» **Trecho do texto**
::::::
Esta visão se remonta às partículas subatômicas e às energias originais que
subjazem a todo o universo.
Neste texto, Leonardo aponta para uma
questão interessante que tem sido refletida aqui nas suas continuidades e
descontinuidades. Ele diz que esta nova cosmovisão confirma as idéias
produzidas pela reflexão em vários campos como: a antropologia, a teologia, as
ciências políticas. Boff se refere às questões tratadas, na primeira parte do
texto, sobre a dignidade humana, os direitos humanos no contexto
latino-americano. O texto faz uma ponte entre dois enfoques que se encontram:
teologia da libertação e paradigma ecológico. Seria uma interpretação muito
simplista considerar que, só após o paradigma ecológico, Leonardo começou a
perceber as repercussões físicas, biológicas no âmbito filosófico e teológico.
Basta lembrar o livro O evangelho do Cristo cósmico (1971). Porém, mais uma
vez, insiste-se em afirmar aqui que o eixo de sua reflexão, com a mudança,
ganha outro acento.
::::::
» **Instruções da tarefa**
Reproduza o trecho sobre Leonardo Boff e o paradigma ecológico, começando em "Neste texto, Leonardo" e terminando em "ganha outro acento.".

» **Listagem fornecida**
::::::
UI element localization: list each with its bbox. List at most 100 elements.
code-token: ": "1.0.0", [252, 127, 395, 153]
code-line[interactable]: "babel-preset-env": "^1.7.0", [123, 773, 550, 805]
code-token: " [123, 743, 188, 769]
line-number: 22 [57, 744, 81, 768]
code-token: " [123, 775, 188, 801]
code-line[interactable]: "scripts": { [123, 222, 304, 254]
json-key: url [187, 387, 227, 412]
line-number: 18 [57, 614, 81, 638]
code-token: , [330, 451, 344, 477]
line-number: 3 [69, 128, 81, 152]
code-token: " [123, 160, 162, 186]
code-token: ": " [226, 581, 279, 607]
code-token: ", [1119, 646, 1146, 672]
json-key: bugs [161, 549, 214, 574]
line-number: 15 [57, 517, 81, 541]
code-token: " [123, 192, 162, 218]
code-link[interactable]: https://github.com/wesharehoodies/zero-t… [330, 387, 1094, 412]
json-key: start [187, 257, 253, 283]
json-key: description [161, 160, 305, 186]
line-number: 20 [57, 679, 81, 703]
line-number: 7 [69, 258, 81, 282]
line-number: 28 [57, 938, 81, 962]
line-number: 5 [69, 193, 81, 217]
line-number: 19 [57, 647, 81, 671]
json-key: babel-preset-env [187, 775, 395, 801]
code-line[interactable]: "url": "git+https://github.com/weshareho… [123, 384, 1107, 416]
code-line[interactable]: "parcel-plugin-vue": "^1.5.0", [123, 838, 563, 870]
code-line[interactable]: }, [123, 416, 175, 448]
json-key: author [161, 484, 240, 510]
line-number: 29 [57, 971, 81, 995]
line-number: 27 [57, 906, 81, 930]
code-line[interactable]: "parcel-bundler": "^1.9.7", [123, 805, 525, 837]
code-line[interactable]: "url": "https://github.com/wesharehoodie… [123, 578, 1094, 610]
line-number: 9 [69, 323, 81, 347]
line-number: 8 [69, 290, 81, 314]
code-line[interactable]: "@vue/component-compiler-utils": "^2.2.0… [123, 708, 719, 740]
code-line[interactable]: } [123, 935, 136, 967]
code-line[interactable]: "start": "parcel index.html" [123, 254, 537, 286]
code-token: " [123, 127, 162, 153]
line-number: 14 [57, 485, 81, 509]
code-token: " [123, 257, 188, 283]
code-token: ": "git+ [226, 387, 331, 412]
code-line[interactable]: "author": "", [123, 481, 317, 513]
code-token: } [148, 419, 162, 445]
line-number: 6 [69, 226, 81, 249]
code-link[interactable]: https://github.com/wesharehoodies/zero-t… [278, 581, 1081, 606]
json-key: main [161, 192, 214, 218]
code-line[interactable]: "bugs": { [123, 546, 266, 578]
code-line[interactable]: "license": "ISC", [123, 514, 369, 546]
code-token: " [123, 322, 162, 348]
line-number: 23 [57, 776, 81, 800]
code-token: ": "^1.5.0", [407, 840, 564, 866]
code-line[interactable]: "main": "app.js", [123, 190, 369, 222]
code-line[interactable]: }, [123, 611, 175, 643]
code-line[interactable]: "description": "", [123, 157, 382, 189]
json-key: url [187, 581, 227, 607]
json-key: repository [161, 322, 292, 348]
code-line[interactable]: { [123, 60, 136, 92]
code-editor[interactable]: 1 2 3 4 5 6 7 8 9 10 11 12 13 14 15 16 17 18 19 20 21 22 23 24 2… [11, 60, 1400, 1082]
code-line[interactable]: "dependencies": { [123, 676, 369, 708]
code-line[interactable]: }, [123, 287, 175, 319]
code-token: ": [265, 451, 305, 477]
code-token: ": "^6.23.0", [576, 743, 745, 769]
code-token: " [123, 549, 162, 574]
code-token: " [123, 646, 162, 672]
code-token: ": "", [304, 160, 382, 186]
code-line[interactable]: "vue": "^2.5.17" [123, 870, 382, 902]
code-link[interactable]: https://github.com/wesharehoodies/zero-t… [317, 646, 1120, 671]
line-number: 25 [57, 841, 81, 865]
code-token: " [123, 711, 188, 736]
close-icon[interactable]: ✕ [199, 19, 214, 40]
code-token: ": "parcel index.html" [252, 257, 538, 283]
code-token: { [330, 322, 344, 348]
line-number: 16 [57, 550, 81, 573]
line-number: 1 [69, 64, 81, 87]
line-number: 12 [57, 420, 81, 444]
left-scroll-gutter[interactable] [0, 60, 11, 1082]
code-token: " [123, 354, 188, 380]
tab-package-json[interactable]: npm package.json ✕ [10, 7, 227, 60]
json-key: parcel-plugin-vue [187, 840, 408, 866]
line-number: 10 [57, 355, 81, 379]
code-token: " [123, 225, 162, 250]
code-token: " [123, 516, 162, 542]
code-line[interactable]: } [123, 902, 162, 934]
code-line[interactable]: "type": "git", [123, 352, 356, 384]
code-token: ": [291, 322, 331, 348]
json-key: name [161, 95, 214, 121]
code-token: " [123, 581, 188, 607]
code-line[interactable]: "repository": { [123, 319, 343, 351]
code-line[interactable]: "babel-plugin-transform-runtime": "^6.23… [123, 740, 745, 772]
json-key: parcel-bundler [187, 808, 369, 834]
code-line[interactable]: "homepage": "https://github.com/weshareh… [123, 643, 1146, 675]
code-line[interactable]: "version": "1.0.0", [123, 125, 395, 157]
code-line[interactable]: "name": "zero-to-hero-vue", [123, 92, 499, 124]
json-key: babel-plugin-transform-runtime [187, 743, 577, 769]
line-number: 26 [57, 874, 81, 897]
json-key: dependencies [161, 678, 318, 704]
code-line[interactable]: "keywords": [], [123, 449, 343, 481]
::::::
» **Tarefa concluída**
Neste texto, Leonardo aponta para uma
questão interessante que tem sido refletida aqui nas suas continuidades e
descontinuidades. Ele diz que esta nova cosmovisão confirma as idéias
produzidas pela reflexão em vários campos como: a antropologia, a teologia, as
ciências políticas. Boff se refere às questões tratadas, na primeira parte do
texto, sobre a dignidade humana, os direitos humanos no contexto
latino-americano. O texto faz uma ponte entre dois enfoques que se encontram:
teologia da libertação e paradigma ecológico. Seria uma interpretação muito
simplista considerar que, só após o paradigma ecológico, Leonardo começou a
perceber as repercussões físicas, biológicas no âmbito filosófico e teológico.
Basta lembrar o livro O evangelho do Cristo cósmico (1971). Porém, mais uma
vez, insiste-se em afirmar aqui que o eixo de sua reflexão, com a mudança,
ganha outro acento.